• Given task: The records are to be restated in their entirety, word for word.

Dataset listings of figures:
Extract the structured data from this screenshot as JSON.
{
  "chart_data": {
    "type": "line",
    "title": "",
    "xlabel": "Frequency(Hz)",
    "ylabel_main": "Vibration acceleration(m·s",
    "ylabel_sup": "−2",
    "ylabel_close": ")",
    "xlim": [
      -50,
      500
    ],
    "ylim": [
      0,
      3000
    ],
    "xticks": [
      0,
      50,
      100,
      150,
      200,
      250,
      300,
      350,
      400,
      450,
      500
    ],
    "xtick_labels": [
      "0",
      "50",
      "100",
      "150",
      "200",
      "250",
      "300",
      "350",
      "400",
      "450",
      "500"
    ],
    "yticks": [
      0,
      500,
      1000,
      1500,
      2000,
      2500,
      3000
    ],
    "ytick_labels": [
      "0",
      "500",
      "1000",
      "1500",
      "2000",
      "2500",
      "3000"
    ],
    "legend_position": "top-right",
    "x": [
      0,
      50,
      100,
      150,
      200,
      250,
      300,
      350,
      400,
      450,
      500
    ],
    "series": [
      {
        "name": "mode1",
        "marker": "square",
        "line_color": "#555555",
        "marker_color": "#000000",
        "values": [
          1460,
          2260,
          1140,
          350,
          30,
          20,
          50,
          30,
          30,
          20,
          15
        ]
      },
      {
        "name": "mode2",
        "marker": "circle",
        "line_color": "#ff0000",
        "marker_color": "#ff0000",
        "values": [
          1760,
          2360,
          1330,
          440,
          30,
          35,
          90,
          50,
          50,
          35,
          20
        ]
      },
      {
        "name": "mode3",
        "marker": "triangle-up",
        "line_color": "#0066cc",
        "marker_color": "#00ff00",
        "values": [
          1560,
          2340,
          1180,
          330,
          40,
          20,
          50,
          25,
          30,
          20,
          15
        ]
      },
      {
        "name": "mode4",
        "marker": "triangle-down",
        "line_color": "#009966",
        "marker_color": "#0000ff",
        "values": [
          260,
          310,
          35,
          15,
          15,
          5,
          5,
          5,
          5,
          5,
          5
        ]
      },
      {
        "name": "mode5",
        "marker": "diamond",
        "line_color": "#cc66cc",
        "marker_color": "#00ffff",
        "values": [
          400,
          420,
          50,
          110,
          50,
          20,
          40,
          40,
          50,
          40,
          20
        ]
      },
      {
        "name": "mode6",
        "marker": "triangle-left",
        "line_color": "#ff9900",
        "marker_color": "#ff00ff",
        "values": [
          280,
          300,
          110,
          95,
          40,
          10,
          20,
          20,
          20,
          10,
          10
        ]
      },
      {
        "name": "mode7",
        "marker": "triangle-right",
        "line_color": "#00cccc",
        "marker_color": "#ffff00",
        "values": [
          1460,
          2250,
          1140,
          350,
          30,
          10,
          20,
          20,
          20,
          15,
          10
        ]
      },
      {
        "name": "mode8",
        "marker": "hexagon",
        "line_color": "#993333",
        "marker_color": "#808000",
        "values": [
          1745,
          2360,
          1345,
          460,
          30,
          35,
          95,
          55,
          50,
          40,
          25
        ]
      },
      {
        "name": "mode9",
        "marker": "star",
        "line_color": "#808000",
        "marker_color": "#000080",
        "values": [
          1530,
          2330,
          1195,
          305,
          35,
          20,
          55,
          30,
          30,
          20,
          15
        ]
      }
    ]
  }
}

• Response:
Extract the structured data from this screenshot as JSON.
{
  "chart_data": {
    "type": "line",
    "title": "",
    "xlabel": "Frequency(Hz)",
    "ylabel_main": "Vibration acceleration(m·s",
    "ylabel_sup": "−2",
    "ylabel_close": ")",
    "xlim": [
      -50,
      500
    ],
    "ylim": [
      0,
      3000
    ],
    "xticks": [
      0,
      50,
      100,
      150,
      200,
      250,
      300,
      350,
      400,
      450,
      500
    ],
    "xtick_labels": [
      "0",
      "50",
      "100",
      "150",
      "200",
      "250",
      "300",
      "350",
      "400",
      "450",
      "500"
    ],
    "yticks": [
      0,
      500,
      1000,
      1500,
      2000,
      2500,
      3000
    ],
    "ytick_labels": [
      "0",
      "500",
      "1000",
      "1500",
      "2000",
      "2500",
      "3000"
    ],
    "legend_position": "top-right",
    "x": [
      0,
      50,
      100,
      150,
      200,
      250,
      300,
      350,
      400,
      450,
      500
    ],
    "series": [
      {
        "name": "mode1",
        "marker": "square",
        "line_color": "#555555",
        "marker_color": "#000000",
        "values": [
          1460,
          2260,
          1140,
          350,
          30,
          20,
          50,
          30,
          30,
          20,
          15
        ]
      },
      {
        "name": "mode2",
        "marker": "circle",
        "line_color": "#ff0000",
        "marker_color": "#ff0000",
        "values": [
          1760,
          2360,
          1330,
          440,
          30,
          35,
          90,
          50,
          50,
          35,
          20
        ]
      },
      {
        "name": "mode3",
        "marker": "triangle-up",
        "line_color": "#0066cc",
        "marker_color": "#00ff00",
        "values": [
          1560,
          2340,
          1180,
          330,
          40,
          20,
          50,
          25,
          30,
          20,
          15
        ]
      },
      {
        "name": "mode4",
        "marker": "triangle-down",
        "line_color": "#009966",
        "marker_color": "#0000ff",
        "values": [
          260,
          310,
          35,
          15,
          15,
          5,
          5,
          5,
          5,
          5,
          5
        ]
      },
      {
        "name": "mode5",
        "marker": "diamond",
        "line_color": "#cc66cc",
        "marker_color": "#00ffff",
        "values": [
          400,
          420,
          50,
          110,
          50,
          20,
          40,
          40,
          50,
          40,
          20
        ]
      },
      {
        "name": "mode6",
        "marker": "triangle-left",
        "line_color": "#ff9900",
        "marker_color": "#ff00ff",
        "values": [
          280,
          300,
          110,
          95,
          40,
          10,
          20,
          20,
          20,
          10,
          10
        ]
      },
      {
        "name": "mode7",
        "marker": "triangle-right",
        "line_color": "#00cccc",
        "marker_color": "#ffff00",
        "values": [
          1460,
          2250,
          1140,
          350,
          30,
          10,
          20,
          20,
          20,
          15,
          10
        ]
      },
      {
        "name": "mode8",
        "marker": "hexagon",
        "line_color": "#993333",
        "marker_color": "#808000",
        "values": [
          1745,
          2360,
          1345,
          460,
          30,
          35,
          95,
          55,
          50,
          40,
          25
        ]
      },
      {
        "name": "mode9",
        "marker": "star",
        "line_color": "#808000",
        "marker_color": "#000080",
        "values": [
          1530,
          2330,
          1195,
          305,
          35,
          20,
          55,
          30,
          30,
          20,
          15
        ]
      }
    ]
  }
}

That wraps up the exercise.